> What is asked
Turn the stretch from the line containing "Patent image size: (1089, 408)." through the line containing "The annular groove 142 is at (641, 175)." into a two-column CSV with the headers input and output. Give one line for each row, with its text under input and its answer under output, each in a single quoted field with line breaks replaced by spaces.

-- start Recorded data --

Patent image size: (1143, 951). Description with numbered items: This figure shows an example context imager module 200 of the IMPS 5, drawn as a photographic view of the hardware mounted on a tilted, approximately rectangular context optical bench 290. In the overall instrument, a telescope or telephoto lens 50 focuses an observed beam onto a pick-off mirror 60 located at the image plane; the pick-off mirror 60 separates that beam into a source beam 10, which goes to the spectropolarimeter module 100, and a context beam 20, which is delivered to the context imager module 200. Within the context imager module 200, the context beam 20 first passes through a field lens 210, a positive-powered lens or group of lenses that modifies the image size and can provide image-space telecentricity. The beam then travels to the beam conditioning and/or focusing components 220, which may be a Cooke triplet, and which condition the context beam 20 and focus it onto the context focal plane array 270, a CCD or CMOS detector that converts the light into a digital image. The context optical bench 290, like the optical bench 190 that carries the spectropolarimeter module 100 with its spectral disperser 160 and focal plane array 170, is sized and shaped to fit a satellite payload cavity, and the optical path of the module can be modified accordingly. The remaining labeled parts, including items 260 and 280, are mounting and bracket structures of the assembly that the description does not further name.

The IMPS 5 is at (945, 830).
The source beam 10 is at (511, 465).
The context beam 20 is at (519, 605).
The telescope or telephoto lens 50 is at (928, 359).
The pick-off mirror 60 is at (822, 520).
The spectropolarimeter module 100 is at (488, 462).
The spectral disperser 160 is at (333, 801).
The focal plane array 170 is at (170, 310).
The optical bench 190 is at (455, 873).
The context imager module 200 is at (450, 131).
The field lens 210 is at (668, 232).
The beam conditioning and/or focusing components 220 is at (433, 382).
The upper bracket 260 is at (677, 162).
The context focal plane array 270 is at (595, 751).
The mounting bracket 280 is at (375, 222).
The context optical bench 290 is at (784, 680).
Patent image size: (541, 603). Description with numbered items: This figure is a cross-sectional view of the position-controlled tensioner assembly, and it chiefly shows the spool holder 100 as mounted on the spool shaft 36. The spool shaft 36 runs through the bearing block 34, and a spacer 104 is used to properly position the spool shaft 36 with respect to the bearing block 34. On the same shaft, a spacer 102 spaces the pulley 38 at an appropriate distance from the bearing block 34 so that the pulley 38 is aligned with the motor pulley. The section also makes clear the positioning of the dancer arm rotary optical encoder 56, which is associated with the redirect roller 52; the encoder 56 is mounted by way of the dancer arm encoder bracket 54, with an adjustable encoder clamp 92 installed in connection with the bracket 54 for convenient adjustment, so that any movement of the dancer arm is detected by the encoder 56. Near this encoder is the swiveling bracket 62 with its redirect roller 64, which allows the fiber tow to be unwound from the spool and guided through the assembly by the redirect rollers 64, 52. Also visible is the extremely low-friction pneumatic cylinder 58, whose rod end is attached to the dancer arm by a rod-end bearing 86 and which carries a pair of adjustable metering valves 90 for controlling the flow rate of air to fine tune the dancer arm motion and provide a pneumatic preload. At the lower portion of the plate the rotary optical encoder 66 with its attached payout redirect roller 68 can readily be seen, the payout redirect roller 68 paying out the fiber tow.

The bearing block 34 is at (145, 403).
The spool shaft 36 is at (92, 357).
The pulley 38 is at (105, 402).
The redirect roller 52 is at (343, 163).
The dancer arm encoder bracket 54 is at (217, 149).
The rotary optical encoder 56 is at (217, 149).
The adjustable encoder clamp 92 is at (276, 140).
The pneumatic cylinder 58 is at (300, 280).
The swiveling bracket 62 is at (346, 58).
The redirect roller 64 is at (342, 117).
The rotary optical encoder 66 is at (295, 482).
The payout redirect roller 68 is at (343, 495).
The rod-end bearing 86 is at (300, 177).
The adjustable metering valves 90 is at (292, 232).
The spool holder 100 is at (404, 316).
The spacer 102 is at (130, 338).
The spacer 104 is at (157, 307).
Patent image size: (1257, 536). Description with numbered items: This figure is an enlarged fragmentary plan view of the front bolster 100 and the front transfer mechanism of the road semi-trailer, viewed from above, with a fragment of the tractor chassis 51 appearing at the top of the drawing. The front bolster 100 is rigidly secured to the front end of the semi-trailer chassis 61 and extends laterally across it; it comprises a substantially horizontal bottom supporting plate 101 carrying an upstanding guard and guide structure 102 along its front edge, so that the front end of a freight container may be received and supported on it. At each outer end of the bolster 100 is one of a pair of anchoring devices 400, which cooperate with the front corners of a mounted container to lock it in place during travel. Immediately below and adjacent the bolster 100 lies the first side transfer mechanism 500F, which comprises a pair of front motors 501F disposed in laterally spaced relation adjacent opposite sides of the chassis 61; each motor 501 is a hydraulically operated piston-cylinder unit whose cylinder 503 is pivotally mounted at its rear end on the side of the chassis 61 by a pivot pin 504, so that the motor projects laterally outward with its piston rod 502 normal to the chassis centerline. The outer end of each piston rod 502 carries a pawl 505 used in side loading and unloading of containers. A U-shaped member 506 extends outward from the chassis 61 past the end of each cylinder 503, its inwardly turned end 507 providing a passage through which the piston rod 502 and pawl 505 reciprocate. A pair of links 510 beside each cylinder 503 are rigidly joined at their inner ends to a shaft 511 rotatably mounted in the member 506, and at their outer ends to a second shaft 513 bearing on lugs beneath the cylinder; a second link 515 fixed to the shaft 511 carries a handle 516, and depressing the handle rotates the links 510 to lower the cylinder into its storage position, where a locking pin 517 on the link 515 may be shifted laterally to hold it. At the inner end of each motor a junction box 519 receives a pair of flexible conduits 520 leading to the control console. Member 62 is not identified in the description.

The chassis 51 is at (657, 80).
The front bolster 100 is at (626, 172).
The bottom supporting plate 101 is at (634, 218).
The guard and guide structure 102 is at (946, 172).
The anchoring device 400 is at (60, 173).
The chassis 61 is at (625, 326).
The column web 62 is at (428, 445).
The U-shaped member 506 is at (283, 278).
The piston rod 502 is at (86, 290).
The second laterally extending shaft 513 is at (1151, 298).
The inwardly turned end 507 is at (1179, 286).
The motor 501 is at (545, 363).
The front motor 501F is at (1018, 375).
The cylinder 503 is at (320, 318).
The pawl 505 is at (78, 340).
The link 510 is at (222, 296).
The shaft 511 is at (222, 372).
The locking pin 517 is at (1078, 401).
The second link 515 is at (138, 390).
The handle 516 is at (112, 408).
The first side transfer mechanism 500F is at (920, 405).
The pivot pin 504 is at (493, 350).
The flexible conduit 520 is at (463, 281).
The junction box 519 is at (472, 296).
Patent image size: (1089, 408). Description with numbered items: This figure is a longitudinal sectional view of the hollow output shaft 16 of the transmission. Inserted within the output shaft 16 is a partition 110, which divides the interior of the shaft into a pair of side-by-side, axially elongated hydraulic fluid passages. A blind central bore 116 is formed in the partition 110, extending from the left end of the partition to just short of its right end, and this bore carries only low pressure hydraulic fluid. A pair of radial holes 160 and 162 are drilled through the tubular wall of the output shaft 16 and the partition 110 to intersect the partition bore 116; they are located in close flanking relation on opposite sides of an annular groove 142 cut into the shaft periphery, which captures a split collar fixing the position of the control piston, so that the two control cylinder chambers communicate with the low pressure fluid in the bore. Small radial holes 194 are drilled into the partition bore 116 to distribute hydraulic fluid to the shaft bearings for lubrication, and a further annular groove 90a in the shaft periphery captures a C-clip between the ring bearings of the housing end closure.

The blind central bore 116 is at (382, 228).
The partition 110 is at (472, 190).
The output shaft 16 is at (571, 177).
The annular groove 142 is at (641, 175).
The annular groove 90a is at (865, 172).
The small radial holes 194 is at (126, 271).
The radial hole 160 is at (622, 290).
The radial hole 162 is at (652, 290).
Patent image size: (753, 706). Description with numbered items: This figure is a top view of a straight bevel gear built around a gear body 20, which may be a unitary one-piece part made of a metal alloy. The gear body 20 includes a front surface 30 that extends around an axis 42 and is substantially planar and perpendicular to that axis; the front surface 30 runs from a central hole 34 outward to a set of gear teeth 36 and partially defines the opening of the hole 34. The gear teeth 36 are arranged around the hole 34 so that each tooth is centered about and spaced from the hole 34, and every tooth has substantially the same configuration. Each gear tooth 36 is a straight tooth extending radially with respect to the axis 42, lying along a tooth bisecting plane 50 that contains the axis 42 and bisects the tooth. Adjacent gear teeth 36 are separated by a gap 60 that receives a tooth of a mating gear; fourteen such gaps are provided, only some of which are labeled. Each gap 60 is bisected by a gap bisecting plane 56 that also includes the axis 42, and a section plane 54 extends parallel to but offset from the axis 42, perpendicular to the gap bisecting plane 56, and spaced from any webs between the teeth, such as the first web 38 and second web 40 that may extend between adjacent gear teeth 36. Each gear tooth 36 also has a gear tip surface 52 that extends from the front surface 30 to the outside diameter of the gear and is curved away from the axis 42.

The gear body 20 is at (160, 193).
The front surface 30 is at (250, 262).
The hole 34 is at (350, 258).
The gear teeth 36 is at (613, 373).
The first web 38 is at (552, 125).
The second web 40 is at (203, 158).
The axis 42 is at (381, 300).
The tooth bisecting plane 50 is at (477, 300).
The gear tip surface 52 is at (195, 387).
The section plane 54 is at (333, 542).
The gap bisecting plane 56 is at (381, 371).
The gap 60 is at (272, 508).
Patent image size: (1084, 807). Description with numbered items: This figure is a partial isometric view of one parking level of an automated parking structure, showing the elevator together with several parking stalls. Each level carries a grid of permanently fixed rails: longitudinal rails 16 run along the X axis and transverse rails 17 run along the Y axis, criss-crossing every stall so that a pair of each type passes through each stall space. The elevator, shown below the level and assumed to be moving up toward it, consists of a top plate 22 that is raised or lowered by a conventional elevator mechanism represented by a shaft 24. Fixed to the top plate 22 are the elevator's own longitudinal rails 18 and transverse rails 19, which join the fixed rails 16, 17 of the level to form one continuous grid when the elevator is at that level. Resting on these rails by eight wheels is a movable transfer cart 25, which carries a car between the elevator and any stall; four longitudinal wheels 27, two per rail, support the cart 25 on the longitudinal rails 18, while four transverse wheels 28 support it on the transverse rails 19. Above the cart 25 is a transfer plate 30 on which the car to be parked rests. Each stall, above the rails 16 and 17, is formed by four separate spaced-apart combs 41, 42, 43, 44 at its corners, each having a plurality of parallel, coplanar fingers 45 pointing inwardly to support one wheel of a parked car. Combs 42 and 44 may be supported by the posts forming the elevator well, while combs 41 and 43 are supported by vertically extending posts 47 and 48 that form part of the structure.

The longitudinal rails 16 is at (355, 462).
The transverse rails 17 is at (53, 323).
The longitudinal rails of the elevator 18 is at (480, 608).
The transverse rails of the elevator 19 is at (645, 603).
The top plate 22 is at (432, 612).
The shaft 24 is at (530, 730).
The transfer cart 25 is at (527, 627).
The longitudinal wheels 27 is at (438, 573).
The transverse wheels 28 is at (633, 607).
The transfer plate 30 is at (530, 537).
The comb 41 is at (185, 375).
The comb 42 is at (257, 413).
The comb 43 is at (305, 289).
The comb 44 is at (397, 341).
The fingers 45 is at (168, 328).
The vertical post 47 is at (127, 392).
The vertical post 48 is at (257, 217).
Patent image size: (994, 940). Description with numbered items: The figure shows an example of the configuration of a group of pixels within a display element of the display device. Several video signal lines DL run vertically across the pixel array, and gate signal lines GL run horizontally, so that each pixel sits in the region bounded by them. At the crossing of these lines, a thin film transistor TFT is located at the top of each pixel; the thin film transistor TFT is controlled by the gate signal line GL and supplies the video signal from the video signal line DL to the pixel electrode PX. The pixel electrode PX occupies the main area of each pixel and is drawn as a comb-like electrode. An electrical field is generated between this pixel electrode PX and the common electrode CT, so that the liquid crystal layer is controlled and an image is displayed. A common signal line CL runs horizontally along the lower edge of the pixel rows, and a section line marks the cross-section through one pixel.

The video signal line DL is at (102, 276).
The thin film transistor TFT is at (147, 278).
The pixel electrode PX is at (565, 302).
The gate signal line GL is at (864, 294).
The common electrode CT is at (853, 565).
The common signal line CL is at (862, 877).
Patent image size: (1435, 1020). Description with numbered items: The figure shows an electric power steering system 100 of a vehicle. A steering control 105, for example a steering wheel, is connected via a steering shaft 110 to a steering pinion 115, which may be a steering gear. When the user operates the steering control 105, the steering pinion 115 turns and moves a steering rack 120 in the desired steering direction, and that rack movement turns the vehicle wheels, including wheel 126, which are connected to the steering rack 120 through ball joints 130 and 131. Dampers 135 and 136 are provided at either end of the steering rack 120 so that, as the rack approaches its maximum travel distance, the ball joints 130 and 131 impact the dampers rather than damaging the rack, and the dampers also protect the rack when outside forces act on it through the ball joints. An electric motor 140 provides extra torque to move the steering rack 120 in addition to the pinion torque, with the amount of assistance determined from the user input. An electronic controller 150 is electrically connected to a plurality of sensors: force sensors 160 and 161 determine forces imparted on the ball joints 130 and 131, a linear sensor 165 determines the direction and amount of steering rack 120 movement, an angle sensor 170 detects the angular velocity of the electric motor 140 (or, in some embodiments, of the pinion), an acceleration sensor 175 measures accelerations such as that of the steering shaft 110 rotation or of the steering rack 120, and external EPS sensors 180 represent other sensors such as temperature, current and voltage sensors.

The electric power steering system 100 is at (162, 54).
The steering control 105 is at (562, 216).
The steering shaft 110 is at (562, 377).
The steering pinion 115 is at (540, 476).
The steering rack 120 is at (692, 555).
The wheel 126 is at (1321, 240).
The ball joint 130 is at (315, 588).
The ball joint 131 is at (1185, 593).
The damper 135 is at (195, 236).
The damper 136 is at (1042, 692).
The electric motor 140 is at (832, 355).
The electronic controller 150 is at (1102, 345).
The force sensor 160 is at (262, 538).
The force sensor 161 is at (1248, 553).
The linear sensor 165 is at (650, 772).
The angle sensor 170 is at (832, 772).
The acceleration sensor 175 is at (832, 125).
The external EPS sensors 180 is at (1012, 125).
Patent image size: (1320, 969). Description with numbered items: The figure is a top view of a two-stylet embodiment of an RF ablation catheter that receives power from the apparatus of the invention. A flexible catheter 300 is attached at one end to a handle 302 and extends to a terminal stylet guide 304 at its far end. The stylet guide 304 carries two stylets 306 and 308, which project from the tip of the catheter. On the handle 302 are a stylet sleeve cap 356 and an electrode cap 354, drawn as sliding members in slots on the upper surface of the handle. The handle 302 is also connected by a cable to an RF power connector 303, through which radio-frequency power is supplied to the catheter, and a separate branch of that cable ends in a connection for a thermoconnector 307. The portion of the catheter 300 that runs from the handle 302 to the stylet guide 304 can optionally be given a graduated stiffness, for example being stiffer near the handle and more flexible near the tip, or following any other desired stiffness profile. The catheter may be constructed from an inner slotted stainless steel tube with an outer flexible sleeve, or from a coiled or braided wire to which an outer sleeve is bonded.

-- end Recorded data --

> Result below
input,output
"Patent image size: (1089, 408). Description with numbered items: This figure is a longitudinal sectional view of the hollow output shaft 16 of the transmission. Inserted within the output shaft 16 is a partition 110, which divides the interior of the shaft into a pair of side-by-side, axially elongated hydraulic fluid passages. A blind central bore 116 is formed in the partition 110, extending from the left end of the partition to just short of its right end, and this bore carries only low pressure hydraulic fluid. A pair of radial holes 160 and 162 are drilled through the tubular wall of the output shaft 16 and the partition 110 to intersect the partition bore 116; they are located in close flanking relation on opposite sides of an annular groove 142 cut into the shaft periphery, which captures a split collar fixing the position of the control piston, so that the two control cylinder chambers communicate with the low pressure fluid in the bore. Small radial holes 194 are drilled into the partition bore 116 to distribute hydraulic fluid to the shaft bearings for lubrication, and a further annular groove 90a in the shaft periphery captures a C-clip between the ring bearings of the housing end closure.","The blind central bore 116 is at (382, 228). The partition 110 is at (472, 190). The output shaft 16 is at (571, 177). The annular groove 142 is at (641, 175)."